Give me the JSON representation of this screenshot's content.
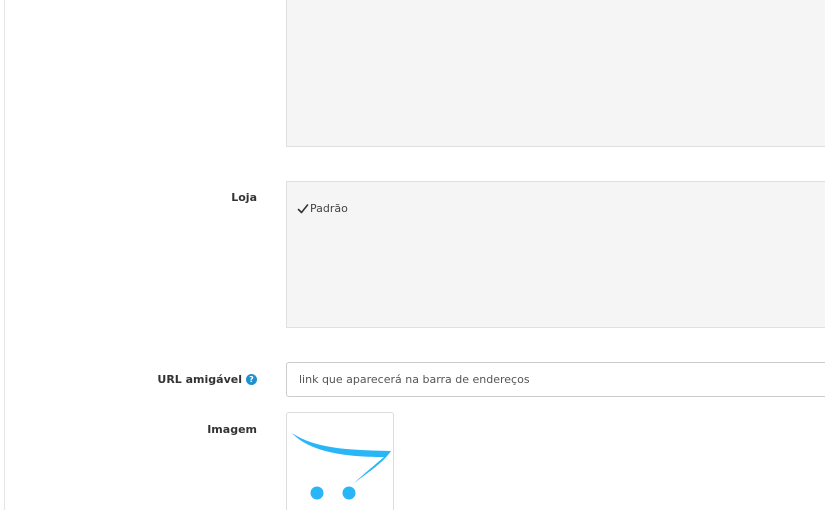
{
  "form": {
    "store": {
      "label": "Loja",
      "options": [
        {
          "name": "Padrão",
          "checked": true
        }
      ]
    },
    "seo_url": {
      "label": "URL amigável",
      "help_icon": "question-circle-icon",
      "value": "",
      "placeholder": "link que aparecerá na barra de endereços"
    },
    "image": {
      "label": "Imagem",
      "placeholder_icon": "cart-logo-icon"
    }
  },
  "colors": {
    "accent": "#1e91cf",
    "cart_logo": "#29b6f6",
    "box_background": "#f5f5f5"
  }
}
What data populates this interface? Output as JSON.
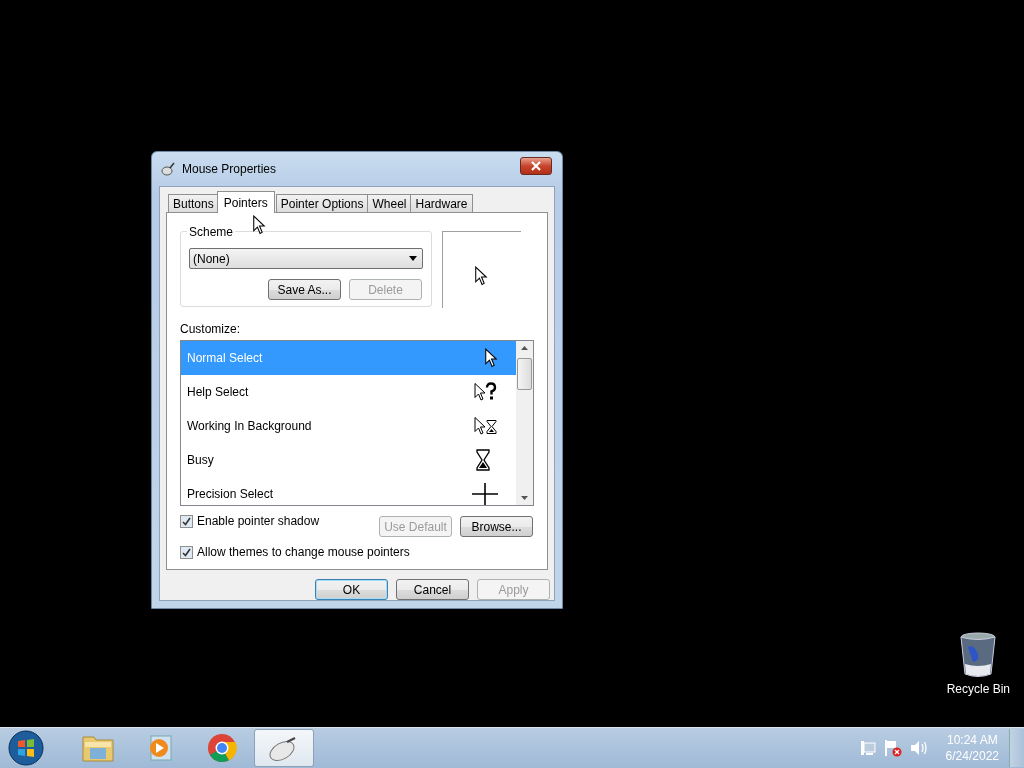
{
  "window": {
    "title": "Mouse Properties"
  },
  "tabs": [
    {
      "label": "Buttons",
      "selected": false
    },
    {
      "label": "Pointers",
      "selected": true
    },
    {
      "label": "Pointer Options",
      "selected": false
    },
    {
      "label": "Wheel",
      "selected": false
    },
    {
      "label": "Hardware",
      "selected": false
    }
  ],
  "scheme": {
    "label": "Scheme",
    "value": "(None)",
    "buttons": [
      {
        "label": "Save As...",
        "disabled": false
      },
      {
        "label": "Delete",
        "disabled": true
      }
    ]
  },
  "customize": {
    "label": "Customize:",
    "items": [
      {
        "label": "Normal Select",
        "selected": true,
        "kind": "arrow"
      },
      {
        "label": "Help Select",
        "selected": false,
        "kind": "help"
      },
      {
        "label": "Working In Background",
        "selected": false,
        "kind": "working"
      },
      {
        "label": "Busy",
        "selected": false,
        "kind": "busy"
      },
      {
        "label": "Precision Select",
        "selected": false,
        "kind": "precision"
      }
    ]
  },
  "list_buttons": [
    {
      "label": "Use Default",
      "disabled": true
    },
    {
      "label": "Browse...",
      "disabled": false
    }
  ],
  "options": [
    {
      "label": "Enable pointer shadow",
      "checked": true
    },
    {
      "label": "Allow themes to change mouse pointers",
      "checked": true
    }
  ],
  "dialog_buttons": [
    {
      "label": "OK",
      "disabled": false,
      "default": true
    },
    {
      "label": "Cancel",
      "disabled": false,
      "default": false
    },
    {
      "label": "Apply",
      "disabled": true,
      "default": false
    }
  ],
  "desktop_icons": [
    {
      "label": "Recycle Bin"
    }
  ],
  "taskbar": {
    "apps": [
      {
        "kind": "folder",
        "active": false
      },
      {
        "kind": "player",
        "active": false
      },
      {
        "kind": "browser",
        "active": false
      },
      {
        "kind": "mouse",
        "active": true
      }
    ],
    "clock": {
      "time": "10:24 AM",
      "date": "6/24/2022"
    }
  }
}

----

◆ WHAT YOU NEED TO DO ◆
Which lines contain the word "JSON"? Copy each one.

◆ WRITTEN RESPONSE ◆
Give me the JSON representation of this screenshot's content.
What data populates this interface? Output as JSON.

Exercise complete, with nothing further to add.